*DATA EXTRACT*
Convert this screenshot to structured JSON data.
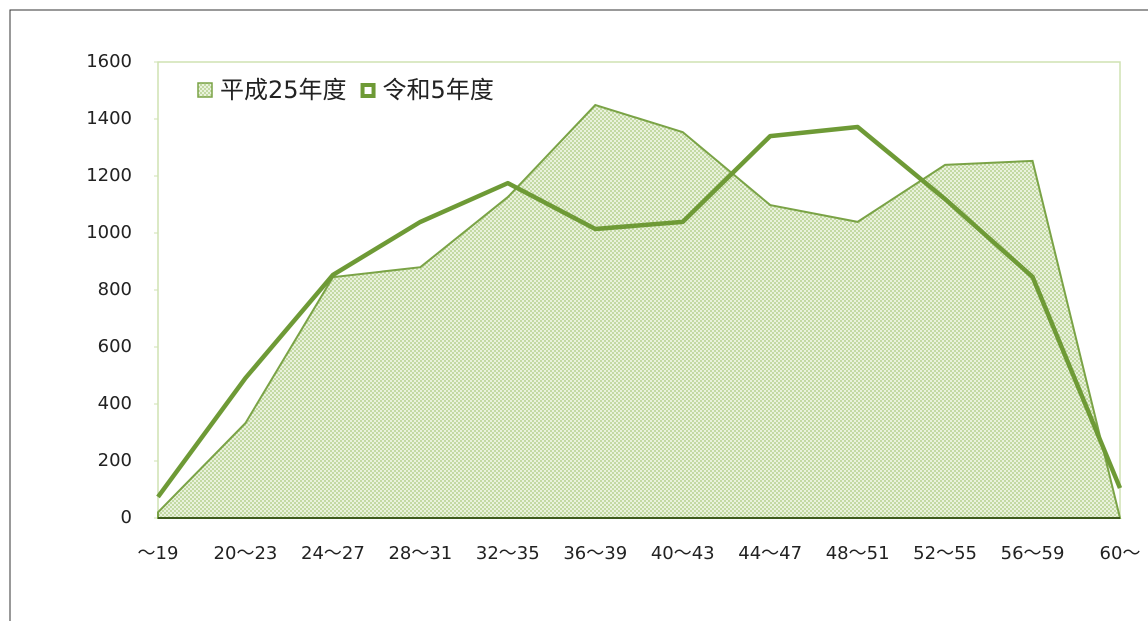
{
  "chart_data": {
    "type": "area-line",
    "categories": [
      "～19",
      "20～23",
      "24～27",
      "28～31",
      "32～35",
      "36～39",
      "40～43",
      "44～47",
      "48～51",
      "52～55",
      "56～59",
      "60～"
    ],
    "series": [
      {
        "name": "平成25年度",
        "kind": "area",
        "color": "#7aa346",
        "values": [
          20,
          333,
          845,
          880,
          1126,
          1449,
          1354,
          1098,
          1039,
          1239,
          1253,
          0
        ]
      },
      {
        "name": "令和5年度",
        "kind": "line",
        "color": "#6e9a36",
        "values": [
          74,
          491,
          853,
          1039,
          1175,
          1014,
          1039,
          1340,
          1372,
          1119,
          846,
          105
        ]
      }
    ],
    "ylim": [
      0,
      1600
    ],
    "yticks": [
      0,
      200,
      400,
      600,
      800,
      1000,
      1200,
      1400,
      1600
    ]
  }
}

---

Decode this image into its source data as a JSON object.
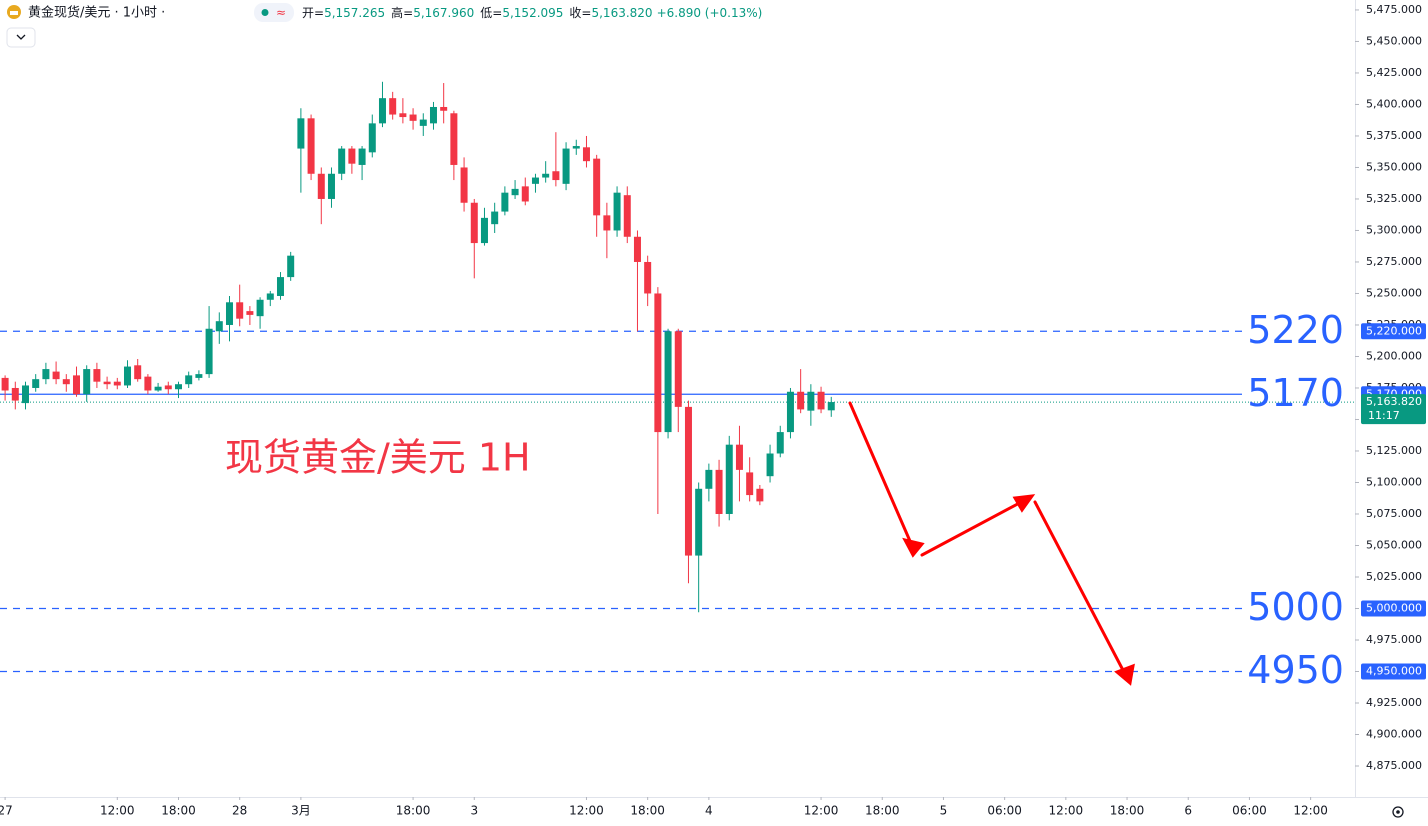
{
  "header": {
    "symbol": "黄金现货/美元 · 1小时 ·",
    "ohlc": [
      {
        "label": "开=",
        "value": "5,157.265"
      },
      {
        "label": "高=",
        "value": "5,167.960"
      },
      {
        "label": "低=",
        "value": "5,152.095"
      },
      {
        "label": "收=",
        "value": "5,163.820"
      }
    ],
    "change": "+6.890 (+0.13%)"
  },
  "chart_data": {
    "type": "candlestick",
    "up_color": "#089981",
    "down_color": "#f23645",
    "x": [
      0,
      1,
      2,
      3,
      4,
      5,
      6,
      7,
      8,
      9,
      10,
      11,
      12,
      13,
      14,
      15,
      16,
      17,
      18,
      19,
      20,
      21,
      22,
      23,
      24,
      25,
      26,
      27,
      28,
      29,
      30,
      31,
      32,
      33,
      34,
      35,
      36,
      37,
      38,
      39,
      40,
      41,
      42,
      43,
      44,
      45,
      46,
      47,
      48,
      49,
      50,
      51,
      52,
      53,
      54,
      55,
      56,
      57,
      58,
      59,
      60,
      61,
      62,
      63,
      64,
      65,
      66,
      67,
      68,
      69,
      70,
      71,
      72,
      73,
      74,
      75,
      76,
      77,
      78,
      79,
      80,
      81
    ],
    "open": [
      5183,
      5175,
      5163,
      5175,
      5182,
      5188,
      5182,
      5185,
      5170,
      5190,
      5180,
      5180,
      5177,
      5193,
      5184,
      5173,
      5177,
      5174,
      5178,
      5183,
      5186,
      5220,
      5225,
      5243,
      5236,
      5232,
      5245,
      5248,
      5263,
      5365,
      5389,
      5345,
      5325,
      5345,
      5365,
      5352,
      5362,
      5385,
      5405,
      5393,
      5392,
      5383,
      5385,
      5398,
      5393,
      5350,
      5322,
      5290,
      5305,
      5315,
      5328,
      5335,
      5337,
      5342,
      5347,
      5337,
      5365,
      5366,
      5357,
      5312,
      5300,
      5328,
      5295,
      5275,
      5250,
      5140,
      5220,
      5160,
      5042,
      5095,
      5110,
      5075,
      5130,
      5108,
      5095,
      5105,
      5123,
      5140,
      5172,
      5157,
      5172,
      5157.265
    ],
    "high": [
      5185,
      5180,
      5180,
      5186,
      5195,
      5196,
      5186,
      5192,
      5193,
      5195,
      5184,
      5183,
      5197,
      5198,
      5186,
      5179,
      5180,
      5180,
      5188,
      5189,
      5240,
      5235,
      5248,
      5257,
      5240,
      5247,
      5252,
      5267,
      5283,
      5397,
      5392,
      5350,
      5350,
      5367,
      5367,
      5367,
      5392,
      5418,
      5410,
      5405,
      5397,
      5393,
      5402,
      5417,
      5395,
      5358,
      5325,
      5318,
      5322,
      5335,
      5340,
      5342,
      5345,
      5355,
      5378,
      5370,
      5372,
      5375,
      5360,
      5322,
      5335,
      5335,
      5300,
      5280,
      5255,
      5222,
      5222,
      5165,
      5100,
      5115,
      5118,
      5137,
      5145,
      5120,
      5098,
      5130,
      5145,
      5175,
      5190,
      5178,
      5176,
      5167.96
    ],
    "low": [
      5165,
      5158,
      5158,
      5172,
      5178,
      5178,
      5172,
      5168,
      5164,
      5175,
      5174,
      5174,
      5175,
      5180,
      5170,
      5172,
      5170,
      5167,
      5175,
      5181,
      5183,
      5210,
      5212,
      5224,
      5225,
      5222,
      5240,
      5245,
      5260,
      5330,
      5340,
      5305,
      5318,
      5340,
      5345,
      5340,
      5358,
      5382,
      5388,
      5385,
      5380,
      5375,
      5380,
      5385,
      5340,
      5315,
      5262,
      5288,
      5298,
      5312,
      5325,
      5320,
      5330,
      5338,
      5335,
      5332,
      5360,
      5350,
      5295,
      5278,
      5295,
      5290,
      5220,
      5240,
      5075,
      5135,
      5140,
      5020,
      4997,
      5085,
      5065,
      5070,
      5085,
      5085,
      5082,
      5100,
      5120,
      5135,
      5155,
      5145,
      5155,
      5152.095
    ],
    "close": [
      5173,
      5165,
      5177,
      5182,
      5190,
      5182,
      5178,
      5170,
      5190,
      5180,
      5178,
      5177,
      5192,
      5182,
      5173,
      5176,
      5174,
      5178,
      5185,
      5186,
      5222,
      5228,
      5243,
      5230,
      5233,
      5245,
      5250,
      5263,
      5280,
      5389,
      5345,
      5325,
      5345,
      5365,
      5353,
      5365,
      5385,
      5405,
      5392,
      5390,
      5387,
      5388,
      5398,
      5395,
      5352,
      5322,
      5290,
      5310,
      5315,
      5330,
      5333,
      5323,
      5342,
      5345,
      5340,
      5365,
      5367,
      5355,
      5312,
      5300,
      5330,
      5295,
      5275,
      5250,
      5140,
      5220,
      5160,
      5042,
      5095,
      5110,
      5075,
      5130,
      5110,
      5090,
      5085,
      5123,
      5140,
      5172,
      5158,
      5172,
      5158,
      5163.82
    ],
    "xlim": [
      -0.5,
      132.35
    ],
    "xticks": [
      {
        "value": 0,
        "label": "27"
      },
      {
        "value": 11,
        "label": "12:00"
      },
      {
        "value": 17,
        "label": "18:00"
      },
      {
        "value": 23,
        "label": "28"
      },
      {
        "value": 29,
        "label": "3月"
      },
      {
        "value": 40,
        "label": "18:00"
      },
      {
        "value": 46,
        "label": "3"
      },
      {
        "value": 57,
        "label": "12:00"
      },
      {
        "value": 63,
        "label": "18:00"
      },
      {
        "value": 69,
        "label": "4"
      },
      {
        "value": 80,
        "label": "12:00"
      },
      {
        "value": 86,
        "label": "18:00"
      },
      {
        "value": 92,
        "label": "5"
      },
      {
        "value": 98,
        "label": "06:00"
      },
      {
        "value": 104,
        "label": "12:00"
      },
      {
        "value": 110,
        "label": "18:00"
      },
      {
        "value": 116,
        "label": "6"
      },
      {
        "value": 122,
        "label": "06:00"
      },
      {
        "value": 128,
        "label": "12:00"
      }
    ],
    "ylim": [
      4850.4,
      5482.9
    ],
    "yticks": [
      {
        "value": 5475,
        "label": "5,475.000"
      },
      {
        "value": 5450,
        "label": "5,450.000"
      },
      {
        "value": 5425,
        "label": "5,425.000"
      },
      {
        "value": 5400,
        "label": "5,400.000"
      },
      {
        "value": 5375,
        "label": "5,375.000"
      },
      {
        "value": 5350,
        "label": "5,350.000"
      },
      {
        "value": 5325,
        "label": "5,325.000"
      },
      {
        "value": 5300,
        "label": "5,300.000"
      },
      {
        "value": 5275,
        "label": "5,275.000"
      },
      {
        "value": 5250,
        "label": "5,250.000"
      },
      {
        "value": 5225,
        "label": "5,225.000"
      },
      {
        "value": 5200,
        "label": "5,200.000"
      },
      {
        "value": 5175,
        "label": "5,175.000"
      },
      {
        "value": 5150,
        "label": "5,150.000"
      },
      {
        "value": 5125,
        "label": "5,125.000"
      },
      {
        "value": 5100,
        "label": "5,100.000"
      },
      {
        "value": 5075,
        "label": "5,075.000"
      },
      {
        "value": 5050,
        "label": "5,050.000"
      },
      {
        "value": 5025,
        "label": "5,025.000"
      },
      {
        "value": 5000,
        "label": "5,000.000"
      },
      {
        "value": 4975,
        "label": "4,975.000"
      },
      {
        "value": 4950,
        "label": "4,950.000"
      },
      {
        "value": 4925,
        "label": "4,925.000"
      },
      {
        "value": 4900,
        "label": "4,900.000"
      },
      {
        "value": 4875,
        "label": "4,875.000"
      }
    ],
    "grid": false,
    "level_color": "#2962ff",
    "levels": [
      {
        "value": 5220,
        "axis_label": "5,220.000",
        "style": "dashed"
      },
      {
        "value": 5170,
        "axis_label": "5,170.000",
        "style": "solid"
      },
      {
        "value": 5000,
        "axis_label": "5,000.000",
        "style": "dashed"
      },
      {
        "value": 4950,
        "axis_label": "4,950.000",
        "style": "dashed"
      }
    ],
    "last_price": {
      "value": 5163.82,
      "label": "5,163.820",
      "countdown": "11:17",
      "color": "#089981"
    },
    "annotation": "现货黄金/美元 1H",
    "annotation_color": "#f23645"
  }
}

*GOAL*
Take each line containing the string "this" and copy it out.

*ANSWER TO THE PROBLEM*
Convert this screenshot to structured JSON data.
Decode this image into its source data as a JSON object.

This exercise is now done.